■ Work required:
Reproduce every one of the entries below line for line, keeping each character unchanged.
-- begin --
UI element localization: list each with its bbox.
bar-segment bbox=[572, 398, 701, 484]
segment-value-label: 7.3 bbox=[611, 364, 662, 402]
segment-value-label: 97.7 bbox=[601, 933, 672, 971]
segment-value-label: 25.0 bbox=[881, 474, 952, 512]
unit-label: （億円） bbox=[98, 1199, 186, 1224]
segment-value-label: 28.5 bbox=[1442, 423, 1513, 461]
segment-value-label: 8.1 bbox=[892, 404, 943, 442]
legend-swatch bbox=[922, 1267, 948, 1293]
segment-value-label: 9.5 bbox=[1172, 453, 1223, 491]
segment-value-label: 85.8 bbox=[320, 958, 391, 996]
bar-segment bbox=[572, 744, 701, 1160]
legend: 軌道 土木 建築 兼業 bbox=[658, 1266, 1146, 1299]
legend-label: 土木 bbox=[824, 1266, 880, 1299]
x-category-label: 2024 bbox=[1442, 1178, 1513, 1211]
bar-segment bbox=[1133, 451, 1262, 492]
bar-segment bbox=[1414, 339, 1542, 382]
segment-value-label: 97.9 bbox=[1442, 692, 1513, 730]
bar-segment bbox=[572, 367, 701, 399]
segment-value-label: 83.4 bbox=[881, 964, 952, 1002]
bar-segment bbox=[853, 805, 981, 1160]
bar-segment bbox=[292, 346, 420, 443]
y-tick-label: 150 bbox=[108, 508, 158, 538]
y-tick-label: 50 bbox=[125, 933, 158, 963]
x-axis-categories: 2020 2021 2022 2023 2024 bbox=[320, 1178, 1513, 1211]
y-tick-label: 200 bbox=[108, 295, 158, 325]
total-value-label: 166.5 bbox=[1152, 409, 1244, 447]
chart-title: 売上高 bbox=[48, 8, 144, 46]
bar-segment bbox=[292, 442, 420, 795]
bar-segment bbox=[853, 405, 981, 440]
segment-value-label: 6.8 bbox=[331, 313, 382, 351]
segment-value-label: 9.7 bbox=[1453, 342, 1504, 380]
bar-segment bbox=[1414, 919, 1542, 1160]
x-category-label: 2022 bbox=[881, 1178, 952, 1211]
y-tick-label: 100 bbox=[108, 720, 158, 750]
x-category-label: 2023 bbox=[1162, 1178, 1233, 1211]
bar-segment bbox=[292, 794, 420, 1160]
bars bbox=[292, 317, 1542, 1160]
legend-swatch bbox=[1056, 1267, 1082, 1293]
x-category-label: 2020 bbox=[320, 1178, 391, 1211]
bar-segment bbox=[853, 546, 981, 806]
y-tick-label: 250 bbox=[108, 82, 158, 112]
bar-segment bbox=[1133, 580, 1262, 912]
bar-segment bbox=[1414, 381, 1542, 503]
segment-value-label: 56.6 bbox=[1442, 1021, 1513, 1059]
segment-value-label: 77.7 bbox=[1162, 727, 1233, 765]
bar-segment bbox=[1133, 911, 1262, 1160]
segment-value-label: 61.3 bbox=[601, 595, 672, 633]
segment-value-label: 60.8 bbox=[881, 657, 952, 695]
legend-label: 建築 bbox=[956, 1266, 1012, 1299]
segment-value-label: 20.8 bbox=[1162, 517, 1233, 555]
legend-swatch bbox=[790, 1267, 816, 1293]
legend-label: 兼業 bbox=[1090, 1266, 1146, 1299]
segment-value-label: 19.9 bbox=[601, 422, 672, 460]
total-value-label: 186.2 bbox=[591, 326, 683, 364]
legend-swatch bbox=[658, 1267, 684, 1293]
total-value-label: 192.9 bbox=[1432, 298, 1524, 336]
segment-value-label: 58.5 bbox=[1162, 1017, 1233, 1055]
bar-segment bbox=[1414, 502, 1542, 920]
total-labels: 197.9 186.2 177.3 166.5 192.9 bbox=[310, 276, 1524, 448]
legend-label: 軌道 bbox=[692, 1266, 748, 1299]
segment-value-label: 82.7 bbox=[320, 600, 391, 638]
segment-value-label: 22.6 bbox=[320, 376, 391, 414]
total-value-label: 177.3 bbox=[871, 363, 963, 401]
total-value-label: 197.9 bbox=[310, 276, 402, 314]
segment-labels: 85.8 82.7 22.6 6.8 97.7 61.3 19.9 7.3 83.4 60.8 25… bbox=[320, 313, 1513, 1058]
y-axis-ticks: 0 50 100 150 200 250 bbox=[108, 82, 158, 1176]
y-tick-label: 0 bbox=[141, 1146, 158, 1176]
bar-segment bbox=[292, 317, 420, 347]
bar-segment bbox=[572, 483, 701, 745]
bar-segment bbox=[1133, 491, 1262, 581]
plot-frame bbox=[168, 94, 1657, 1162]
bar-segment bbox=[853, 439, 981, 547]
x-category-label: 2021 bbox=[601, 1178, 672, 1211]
-- end --
■ Reply:
UI element localization: list each with its bbox.
bar-segment bbox=[572, 398, 701, 484]
segment-value-label: 7.3 bbox=[611, 364, 662, 402]
segment-value-label: 97.7 bbox=[601, 933, 672, 971]
segment-value-label: 25.0 bbox=[881, 474, 952, 512]
unit-label: （億円） bbox=[98, 1199, 186, 1224]
segment-value-label: 28.5 bbox=[1442, 423, 1513, 461]
segment-value-label: 8.1 bbox=[892, 404, 943, 442]
legend-swatch bbox=[922, 1267, 948, 1293]
segment-value-label: 9.5 bbox=[1172, 453, 1223, 491]
segment-value-label: 85.8 bbox=[320, 958, 391, 996]
bar-segment bbox=[572, 744, 701, 1160]
legend: 軌道 土木 建築 兼業 bbox=[658, 1266, 1146, 1299]
legend-label: 土木 bbox=[824, 1266, 880, 1299]
x-category-label: 2024 bbox=[1442, 1178, 1513, 1211]
bar-segment bbox=[1133, 451, 1262, 492]
bar-segment bbox=[1414, 339, 1542, 382]
segment-value-label: 97.9 bbox=[1442, 692, 1513, 730]
bar-segment bbox=[572, 367, 701, 399]
segment-value-label: 83.4 bbox=[881, 964, 952, 1002]
bar-segment bbox=[853, 805, 981, 1160]
bar-segment bbox=[292, 346, 420, 443]
y-tick-label: 150 bbox=[108, 508, 158, 538]
y-tick-label: 50 bbox=[125, 933, 158, 963]
x-axis-categories: 2020 2021 2022 2023 2024 bbox=[320, 1178, 1513, 1211]
y-tick-label: 200 bbox=[108, 295, 158, 325]
total-value-label: 166.5 bbox=[1152, 409, 1244, 447]
chart-title: 売上高 bbox=[48, 8, 144, 46]
bar-segment bbox=[292, 442, 420, 795]
bar-segment bbox=[853, 405, 981, 440]
segment-value-label: 6.8 bbox=[331, 313, 382, 351]
segment-value-label: 9.7 bbox=[1453, 342, 1504, 380]
bar-segment bbox=[1414, 919, 1542, 1160]
x-category-label: 2022 bbox=[881, 1178, 952, 1211]
y-tick-label: 100 bbox=[108, 720, 158, 750]
x-category-label: 2023 bbox=[1162, 1178, 1233, 1211]
bar-segment bbox=[292, 794, 420, 1160]
bars bbox=[292, 317, 1542, 1160]
legend-swatch bbox=[1056, 1267, 1082, 1293]
x-category-label: 2020 bbox=[320, 1178, 391, 1211]
bar-segment bbox=[853, 546, 981, 806]
y-tick-label: 250 bbox=[108, 82, 158, 112]
bar-segment bbox=[1133, 580, 1262, 912]
bar-segment bbox=[1414, 381, 1542, 503]
segment-value-label: 56.6 bbox=[1442, 1021, 1513, 1059]
segment-value-label: 77.7 bbox=[1162, 727, 1233, 765]
bar-segment bbox=[1133, 911, 1262, 1160]
segment-value-label: 61.3 bbox=[601, 595, 672, 633]
segment-value-label: 60.8 bbox=[881, 657, 952, 695]
legend-label: 建築 bbox=[956, 1266, 1012, 1299]
segment-value-label: 20.8 bbox=[1162, 517, 1233, 555]
legend-swatch bbox=[790, 1267, 816, 1293]
legend-label: 兼業 bbox=[1090, 1266, 1146, 1299]
segment-value-label: 19.9 bbox=[601, 422, 672, 460]
total-value-label: 186.2 bbox=[591, 326, 683, 364]
legend-swatch bbox=[658, 1267, 684, 1293]
total-value-label: 192.9 bbox=[1432, 298, 1524, 336]
segment-value-label: 58.5 bbox=[1162, 1017, 1233, 1055]
bar-segment bbox=[1414, 502, 1542, 920]
total-labels: 197.9 186.2 177.3 166.5 192.9 bbox=[310, 276, 1524, 448]
legend-label: 軌道 bbox=[692, 1266, 748, 1299]
segment-value-label: 82.7 bbox=[320, 600, 391, 638]
segment-value-label: 22.6 bbox=[320, 376, 391, 414]
total-value-label: 177.3 bbox=[871, 363, 963, 401]
total-value-label: 197.9 bbox=[310, 276, 402, 314]
segment-labels: 85.8 82.7 22.6 6.8 97.7 61.3 19.9 7.3 83.4 60.8 25… bbox=[320, 313, 1513, 1058]
y-axis-ticks: 0 50 100 150 200 250 bbox=[108, 82, 158, 1176]
y-tick-label: 0 bbox=[141, 1146, 158, 1176]
bar-segment bbox=[292, 317, 420, 347]
bar-segment bbox=[572, 483, 701, 745]
bar-segment bbox=[1133, 491, 1262, 581]
plot-frame bbox=[168, 94, 1657, 1162]
bar-segment bbox=[853, 439, 981, 547]
x-category-label: 2021 bbox=[601, 1178, 672, 1211]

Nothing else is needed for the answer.